▶ **TASK INSTRUCTIONS**: Produce the listing below again, exactly as shown.

▶ **RECORD EXCERPTS**:
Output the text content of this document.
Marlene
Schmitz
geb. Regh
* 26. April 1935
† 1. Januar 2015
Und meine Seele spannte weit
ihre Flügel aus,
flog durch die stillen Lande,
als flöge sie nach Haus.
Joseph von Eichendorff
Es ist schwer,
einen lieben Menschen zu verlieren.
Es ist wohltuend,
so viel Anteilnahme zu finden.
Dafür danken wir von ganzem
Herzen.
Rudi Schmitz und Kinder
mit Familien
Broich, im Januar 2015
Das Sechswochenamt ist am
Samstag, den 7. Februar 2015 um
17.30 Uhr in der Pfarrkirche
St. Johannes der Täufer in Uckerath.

▶ **OUTPUT BELOW**:
Output the text content of this document.
Marlene
Schmitz
geb. Regh
* 26. April 1935
† 1. Januar 2015
Und meine Seele spannte weit
ihre Flügel aus,
flog durch die stillen Lande,
als flöge sie nach Haus.
Joseph von Eichendorff
Es ist schwer,
einen lieben Menschen zu verlieren.
Es ist wohltuend,
so viel Anteilnahme zu finden.
Dafür danken wir von ganzem
Herzen.
Rudi Schmitz und Kinder
mit Familien
Broich, im Januar 2015
Das Sechswochenamt ist am
Samstag, den 7. Februar 2015 um
17.30 Uhr in der Pfarrkirche
St. Johannes der Täufer in Uckerath.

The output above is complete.